PROBLEM DESCRIPTION:
Extract all records. Keep each one exact.

(Part of a data file)

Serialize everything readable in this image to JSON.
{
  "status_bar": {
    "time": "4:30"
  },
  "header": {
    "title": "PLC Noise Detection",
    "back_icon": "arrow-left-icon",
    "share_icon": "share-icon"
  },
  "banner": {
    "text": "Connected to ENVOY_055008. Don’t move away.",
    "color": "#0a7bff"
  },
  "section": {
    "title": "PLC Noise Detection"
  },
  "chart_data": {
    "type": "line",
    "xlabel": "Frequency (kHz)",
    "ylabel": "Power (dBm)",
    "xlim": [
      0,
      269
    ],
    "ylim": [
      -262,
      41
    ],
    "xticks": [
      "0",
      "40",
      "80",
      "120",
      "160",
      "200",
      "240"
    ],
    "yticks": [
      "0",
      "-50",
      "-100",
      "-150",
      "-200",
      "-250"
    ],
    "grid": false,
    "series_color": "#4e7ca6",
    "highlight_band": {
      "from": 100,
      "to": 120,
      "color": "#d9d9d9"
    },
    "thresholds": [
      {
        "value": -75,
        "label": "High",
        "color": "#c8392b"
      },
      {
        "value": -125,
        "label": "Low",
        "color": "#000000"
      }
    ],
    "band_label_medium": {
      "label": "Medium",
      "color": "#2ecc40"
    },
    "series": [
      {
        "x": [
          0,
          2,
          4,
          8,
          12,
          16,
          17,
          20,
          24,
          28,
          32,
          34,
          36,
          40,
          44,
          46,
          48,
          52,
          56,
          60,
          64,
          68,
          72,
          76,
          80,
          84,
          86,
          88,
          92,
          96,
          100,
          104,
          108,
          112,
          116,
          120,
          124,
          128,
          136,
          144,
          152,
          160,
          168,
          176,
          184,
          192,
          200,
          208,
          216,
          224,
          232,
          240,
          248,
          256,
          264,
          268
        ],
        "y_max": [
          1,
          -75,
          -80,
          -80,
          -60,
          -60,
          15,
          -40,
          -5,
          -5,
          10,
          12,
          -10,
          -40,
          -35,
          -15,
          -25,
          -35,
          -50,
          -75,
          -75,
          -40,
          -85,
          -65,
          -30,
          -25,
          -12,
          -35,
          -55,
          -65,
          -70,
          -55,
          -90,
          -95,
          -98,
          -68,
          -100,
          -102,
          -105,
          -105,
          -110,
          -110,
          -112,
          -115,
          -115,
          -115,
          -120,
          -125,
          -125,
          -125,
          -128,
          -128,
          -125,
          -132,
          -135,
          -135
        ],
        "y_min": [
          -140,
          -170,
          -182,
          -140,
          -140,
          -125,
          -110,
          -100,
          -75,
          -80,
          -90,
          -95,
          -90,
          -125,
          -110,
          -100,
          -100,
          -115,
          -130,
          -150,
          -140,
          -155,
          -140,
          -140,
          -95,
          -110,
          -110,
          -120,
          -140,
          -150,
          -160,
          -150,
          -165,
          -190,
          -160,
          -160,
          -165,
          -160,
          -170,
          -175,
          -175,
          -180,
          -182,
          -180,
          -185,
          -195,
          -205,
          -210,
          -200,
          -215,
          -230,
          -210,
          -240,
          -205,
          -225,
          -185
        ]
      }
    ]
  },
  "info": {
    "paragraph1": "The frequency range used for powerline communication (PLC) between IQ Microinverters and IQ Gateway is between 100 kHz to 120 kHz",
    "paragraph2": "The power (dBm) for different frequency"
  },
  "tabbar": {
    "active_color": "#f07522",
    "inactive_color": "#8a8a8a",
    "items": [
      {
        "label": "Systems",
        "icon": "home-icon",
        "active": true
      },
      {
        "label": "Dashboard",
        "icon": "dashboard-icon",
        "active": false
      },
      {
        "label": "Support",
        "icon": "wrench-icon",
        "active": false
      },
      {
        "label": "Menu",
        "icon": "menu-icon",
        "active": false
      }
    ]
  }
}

FINISHED EXERCISE:
Serialize everything readable in this image to JSON.
{
  "status_bar": {
    "time": "4:30"
  },
  "header": {
    "title": "PLC Noise Detection",
    "back_icon": "arrow-left-icon",
    "share_icon": "share-icon"
  },
  "banner": {
    "text": "Connected to ENVOY_055008. Don’t move away.",
    "color": "#0a7bff"
  },
  "section": {
    "title": "PLC Noise Detection"
  },
  "chart_data": {
    "type": "line",
    "xlabel": "Frequency (kHz)",
    "ylabel": "Power (dBm)",
    "xlim": [
      0,
      269
    ],
    "ylim": [
      -262,
      41
    ],
    "xticks": [
      "0",
      "40",
      "80",
      "120",
      "160",
      "200",
      "240"
    ],
    "yticks": [
      "0",
      "-50",
      "-100",
      "-150",
      "-200",
      "-250"
    ],
    "grid": false,
    "series_color": "#4e7ca6",
    "highlight_band": {
      "from": 100,
      "to": 120,
      "color": "#d9d9d9"
    },
    "thresholds": [
      {
        "value": -75,
        "label": "High",
        "color": "#c8392b"
      },
      {
        "value": -125,
        "label": "Low",
        "color": "#000000"
      }
    ],
    "band_label_medium": {
      "label": "Medium",
      "color": "#2ecc40"
    },
    "series": [
      {
        "x": [
          0,
          2,
          4,
          8,
          12,
          16,
          17,
          20,
          24,
          28,
          32,
          34,
          36,
          40,
          44,
          46,
          48,
          52,
          56,
          60,
          64,
          68,
          72,
          76,
          80,
          84,
          86,
          88,
          92,
          96,
          100,
          104,
          108,
          112,
          116,
          120,
          124,
          128,
          136,
          144,
          152,
          160,
          168,
          176,
          184,
          192,
          200,
          208,
          216,
          224,
          232,
          240,
          248,
          256,
          264,
          268
        ],
        "y_max": [
          1,
          -75,
          -80,
          -80,
          -60,
          -60,
          15,
          -40,
          -5,
          -5,
          10,
          12,
          -10,
          -40,
          -35,
          -15,
          -25,
          -35,
          -50,
          -75,
          -75,
          -40,
          -85,
          -65,
          -30,
          -25,
          -12,
          -35,
          -55,
          -65,
          -70,
          -55,
          -90,
          -95,
          -98,
          -68,
          -100,
          -102,
          -105,
          -105,
          -110,
          -110,
          -112,
          -115,
          -115,
          -115,
          -120,
          -125,
          -125,
          -125,
          -128,
          -128,
          -125,
          -132,
          -135,
          -135
        ],
        "y_min": [
          -140,
          -170,
          -182,
          -140,
          -140,
          -125,
          -110,
          -100,
          -75,
          -80,
          -90,
          -95,
          -90,
          -125,
          -110,
          -100,
          -100,
          -115,
          -130,
          -150,
          -140,
          -155,
          -140,
          -140,
          -95,
          -110,
          -110,
          -120,
          -140,
          -150,
          -160,
          -150,
          -165,
          -190,
          -160,
          -160,
          -165,
          -160,
          -170,
          -175,
          -175,
          -180,
          -182,
          -180,
          -185,
          -195,
          -205,
          -210,
          -200,
          -215,
          -230,
          -210,
          -240,
          -205,
          -225,
          -185
        ]
      }
    ]
  },
  "info": {
    "paragraph1": "The frequency range used for powerline communication (PLC) between IQ Microinverters and IQ Gateway is between 100 kHz to 120 kHz",
    "paragraph2": "The power (dBm) for different frequency"
  },
  "tabbar": {
    "active_color": "#f07522",
    "inactive_color": "#8a8a8a",
    "items": [
      {
        "label": "Systems",
        "icon": "home-icon",
        "active": true
      },
      {
        "label": "Dashboard",
        "icon": "dashboard-icon",
        "active": false
      },
      {
        "label": "Support",
        "icon": "wrench-icon",
        "active": false
      },
      {
        "label": "Menu",
        "icon": "menu-icon",
        "active": false
      }
    ]
  }
}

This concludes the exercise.